§ **Record list**
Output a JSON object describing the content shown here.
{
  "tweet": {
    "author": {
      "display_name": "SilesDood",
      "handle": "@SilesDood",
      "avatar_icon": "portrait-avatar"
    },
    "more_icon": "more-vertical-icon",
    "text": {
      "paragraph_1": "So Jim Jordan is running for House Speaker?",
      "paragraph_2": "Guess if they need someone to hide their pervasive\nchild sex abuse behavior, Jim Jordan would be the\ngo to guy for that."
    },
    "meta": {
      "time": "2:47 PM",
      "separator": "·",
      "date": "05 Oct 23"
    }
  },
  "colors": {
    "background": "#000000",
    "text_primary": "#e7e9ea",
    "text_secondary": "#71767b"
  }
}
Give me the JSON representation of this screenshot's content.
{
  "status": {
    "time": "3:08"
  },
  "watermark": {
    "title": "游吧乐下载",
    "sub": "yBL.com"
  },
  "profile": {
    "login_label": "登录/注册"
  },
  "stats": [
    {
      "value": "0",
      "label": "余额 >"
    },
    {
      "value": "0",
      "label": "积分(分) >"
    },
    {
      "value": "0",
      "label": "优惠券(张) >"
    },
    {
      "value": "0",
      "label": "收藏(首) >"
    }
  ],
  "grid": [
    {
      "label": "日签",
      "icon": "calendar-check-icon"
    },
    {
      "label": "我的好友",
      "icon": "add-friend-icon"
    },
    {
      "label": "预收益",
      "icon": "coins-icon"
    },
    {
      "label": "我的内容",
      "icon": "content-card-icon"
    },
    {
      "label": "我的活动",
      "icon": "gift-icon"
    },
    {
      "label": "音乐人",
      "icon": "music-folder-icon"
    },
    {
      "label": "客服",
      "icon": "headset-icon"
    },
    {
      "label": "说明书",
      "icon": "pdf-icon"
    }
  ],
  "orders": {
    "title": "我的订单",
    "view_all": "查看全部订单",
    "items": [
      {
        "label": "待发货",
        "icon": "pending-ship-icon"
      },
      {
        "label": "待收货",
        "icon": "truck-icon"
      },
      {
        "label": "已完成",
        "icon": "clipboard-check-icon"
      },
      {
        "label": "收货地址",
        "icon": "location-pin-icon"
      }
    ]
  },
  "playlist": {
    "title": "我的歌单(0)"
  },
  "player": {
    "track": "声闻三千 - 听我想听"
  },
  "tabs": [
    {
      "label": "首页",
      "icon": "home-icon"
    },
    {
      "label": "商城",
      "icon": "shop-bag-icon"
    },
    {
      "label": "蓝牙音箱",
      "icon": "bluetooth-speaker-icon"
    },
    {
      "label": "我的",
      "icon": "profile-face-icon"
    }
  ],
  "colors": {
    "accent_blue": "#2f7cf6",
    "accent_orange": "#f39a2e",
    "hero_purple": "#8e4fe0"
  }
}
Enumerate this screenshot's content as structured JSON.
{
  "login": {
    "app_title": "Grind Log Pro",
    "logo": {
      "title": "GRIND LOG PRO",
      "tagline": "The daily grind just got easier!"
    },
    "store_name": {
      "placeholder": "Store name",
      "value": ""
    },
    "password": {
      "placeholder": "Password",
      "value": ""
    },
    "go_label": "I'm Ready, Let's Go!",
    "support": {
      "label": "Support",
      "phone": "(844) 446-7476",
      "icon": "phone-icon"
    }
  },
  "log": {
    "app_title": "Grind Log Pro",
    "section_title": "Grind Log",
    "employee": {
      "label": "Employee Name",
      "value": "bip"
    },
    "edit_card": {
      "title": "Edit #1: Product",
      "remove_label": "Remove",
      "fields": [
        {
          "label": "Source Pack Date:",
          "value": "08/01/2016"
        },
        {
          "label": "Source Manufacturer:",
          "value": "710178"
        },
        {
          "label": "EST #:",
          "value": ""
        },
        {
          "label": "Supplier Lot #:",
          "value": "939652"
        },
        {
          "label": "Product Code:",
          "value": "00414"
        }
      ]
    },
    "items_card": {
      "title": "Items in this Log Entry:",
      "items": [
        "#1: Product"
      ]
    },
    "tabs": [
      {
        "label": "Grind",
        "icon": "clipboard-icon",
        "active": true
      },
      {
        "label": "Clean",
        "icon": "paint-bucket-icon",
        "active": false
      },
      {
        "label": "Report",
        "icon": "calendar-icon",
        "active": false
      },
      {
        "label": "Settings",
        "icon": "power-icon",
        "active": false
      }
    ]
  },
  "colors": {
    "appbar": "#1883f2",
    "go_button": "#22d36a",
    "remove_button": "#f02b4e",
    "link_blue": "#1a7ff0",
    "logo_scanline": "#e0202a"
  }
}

§ **Your objective**
Pick out each line above that includes "JSON" and show it.

§ **Answer to the problem**
Output a JSON object describing the content shown here.
Give me the JSON representation of this screenshot's content.
Enumerate this screenshot's content as structured JSON.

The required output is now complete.